• Prompt
Locate all lines with the word "page" and copy them out.

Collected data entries

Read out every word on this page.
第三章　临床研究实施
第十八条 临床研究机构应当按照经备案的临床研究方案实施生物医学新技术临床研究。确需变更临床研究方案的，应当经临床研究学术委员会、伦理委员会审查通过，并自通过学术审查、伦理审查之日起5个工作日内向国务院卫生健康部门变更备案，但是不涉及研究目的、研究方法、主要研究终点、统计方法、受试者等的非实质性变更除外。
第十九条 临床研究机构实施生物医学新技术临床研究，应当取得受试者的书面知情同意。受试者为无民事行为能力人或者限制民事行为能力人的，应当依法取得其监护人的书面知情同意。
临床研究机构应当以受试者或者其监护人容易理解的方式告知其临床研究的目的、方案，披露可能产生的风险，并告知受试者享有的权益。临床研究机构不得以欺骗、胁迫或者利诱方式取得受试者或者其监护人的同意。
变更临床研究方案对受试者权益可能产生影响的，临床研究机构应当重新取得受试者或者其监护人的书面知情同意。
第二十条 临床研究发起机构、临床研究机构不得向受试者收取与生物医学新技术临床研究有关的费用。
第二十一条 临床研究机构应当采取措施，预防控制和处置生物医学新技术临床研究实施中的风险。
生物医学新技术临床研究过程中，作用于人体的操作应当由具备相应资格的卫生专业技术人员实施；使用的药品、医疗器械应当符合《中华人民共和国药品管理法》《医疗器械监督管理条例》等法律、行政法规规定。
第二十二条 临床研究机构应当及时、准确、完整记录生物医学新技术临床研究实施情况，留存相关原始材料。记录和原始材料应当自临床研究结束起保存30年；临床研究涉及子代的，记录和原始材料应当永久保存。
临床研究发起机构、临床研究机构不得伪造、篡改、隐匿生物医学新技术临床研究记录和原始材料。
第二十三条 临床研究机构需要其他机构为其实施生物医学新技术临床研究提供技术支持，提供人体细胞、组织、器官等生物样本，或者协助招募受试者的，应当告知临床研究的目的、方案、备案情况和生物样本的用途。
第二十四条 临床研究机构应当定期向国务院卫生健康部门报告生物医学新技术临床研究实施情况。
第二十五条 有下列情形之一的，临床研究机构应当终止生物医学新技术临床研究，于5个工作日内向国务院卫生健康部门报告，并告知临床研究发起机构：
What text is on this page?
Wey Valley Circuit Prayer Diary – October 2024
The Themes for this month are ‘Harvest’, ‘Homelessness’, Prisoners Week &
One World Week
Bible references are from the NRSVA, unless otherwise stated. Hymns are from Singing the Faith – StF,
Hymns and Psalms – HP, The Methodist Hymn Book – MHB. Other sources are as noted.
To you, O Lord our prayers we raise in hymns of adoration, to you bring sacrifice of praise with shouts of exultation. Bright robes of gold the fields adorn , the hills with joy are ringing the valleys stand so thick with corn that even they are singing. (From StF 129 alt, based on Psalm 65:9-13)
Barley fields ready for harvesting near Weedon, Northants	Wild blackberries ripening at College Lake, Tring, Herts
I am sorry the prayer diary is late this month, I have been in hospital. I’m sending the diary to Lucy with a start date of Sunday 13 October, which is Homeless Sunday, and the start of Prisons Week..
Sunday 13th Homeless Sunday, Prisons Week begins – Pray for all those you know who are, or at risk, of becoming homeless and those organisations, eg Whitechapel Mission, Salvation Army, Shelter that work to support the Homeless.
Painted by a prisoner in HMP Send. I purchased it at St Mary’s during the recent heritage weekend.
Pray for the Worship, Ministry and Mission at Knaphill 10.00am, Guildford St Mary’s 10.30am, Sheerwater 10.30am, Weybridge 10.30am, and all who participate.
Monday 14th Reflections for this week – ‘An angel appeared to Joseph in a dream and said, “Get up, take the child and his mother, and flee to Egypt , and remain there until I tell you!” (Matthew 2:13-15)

• Result for this exercise
Read out every word on this page.
What text is on this page?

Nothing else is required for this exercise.